*Your objective*:
Quote the records that follow in full and exactly; leave out the pictures.

*Material supplied*:
[START]

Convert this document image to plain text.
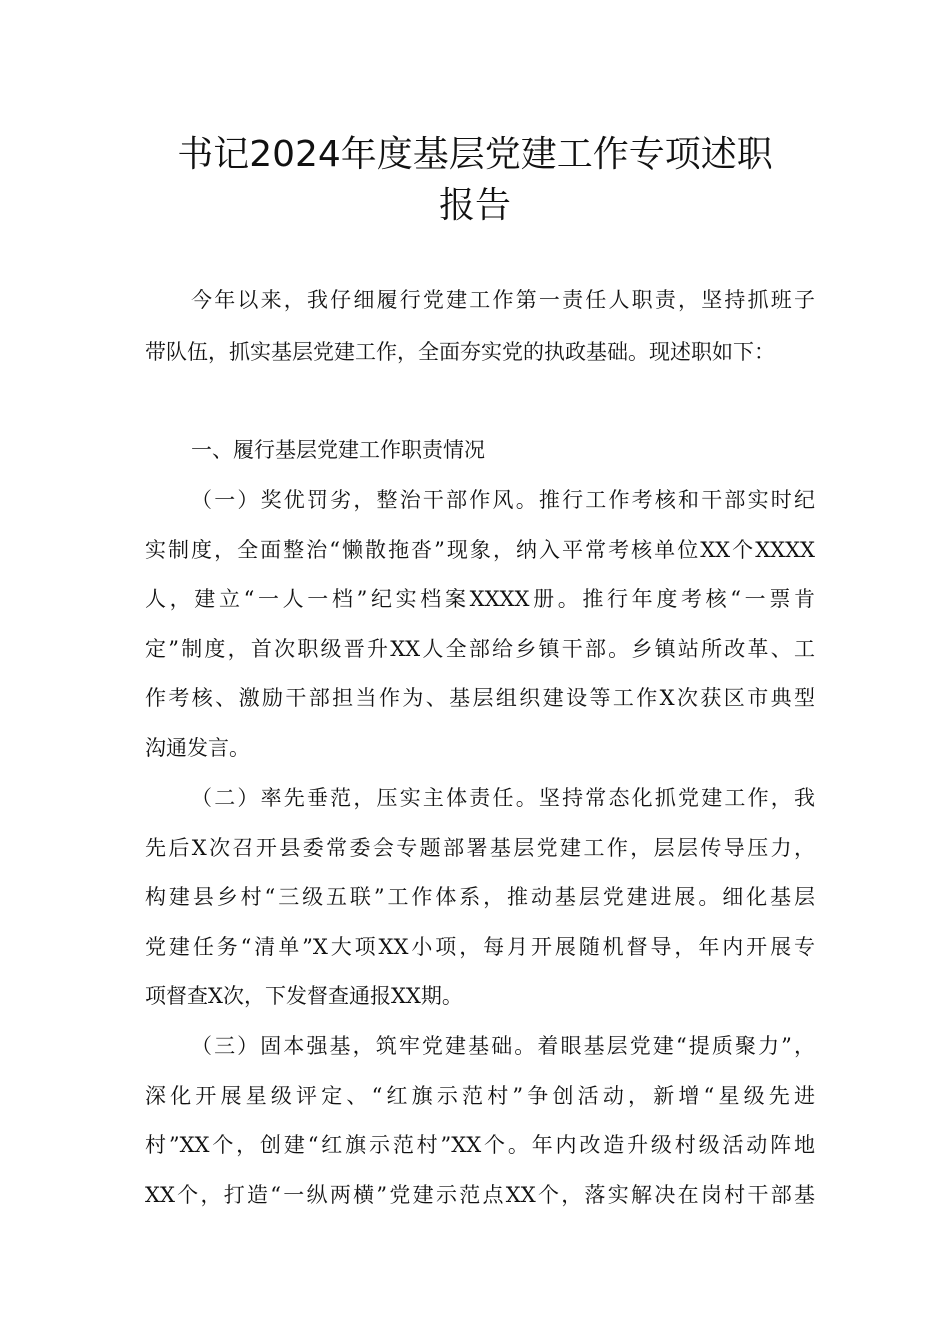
书记2024年度基层党建工作专项述职
报告
今年以来，我仔细履行党建工作第一责任人职责，坚持抓班子
带队伍，抓实基层党建工作，全面夯实党的执政基础。现述职如下：
一、履行基层党建工作职责情况
（一）奖优罚劣，整治干部作风。推行工作考核和干部实时纪
实制度，全面整治“懒散拖沓”现象，纳入平常考核单位XX个XXXX
人，建立“一人一档”纪实档案XXXX册。推行年度考核“一票肯
定”制度，首次职级晋升XX人全部给乡镇干部。乡镇站所改革、工
作考核、激励干部担当作为、基层组织建设等工作X次获区市典型
沟通发言。
（二）率先垂范，压实主体责任。坚持常态化抓党建工作，我
先后X次召开县委常委会专题部署基层党建工作，层层传导压力，
构建县乡村“三级五联”工作体系，推动基层党建进展。细化基层
党建任务“清单”X大项XX小项，每月开展随机督导，年内开展专
项督查X次，下发督查通报XX期。
（三）固本强基，筑牢党建基础。着眼基层党建“提质聚力”，
深化开展星级评定、“红旗示范村”争创活动，新增“星级先进
村”XX个，创建“红旗示范村”XX个。年内改造升级村级活动阵地
XX个，打造“一纵两横”党建示范点XX个，落实解决在岗村干部基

[END]

*Finished exercise*:
Convert this document image to plain text.
书记2024年度基层党建工作专项述职
报告
今年以来，我仔细履行党建工作第一责任人职责，坚持抓班子
带队伍，抓实基层党建工作，全面夯实党的执政基础。现述职如下：
一、履行基层党建工作职责情况
（一）奖优罚劣，整治干部作风。推行工作考核和干部实时纪
实制度，全面整治“懒散拖沓”现象，纳入平常考核单位XX个XXXX
人，建立“一人一档”纪实档案XXXX册。推行年度考核“一票肯
定”制度，首次职级晋升XX人全部给乡镇干部。乡镇站所改革、工
作考核、激励干部担当作为、基层组织建设等工作X次获区市典型
沟通发言。
（二）率先垂范，压实主体责任。坚持常态化抓党建工作，我
先后X次召开县委常委会专题部署基层党建工作，层层传导压力，
构建县乡村“三级五联”工作体系，推动基层党建进展。细化基层
党建任务“清单”X大项XX小项，每月开展随机督导，年内开展专
项督查X次，下发督查通报XX期。
（三）固本强基，筑牢党建基础。着眼基层党建“提质聚力”，
深化开展星级评定、“红旗示范村”争创活动，新增“星级先进
村”XX个，创建“红旗示范村”XX个。年内改造升级村级活动阵地
XX个，打造“一纵两横”党建示范点XX个，落实解决在岗村干部基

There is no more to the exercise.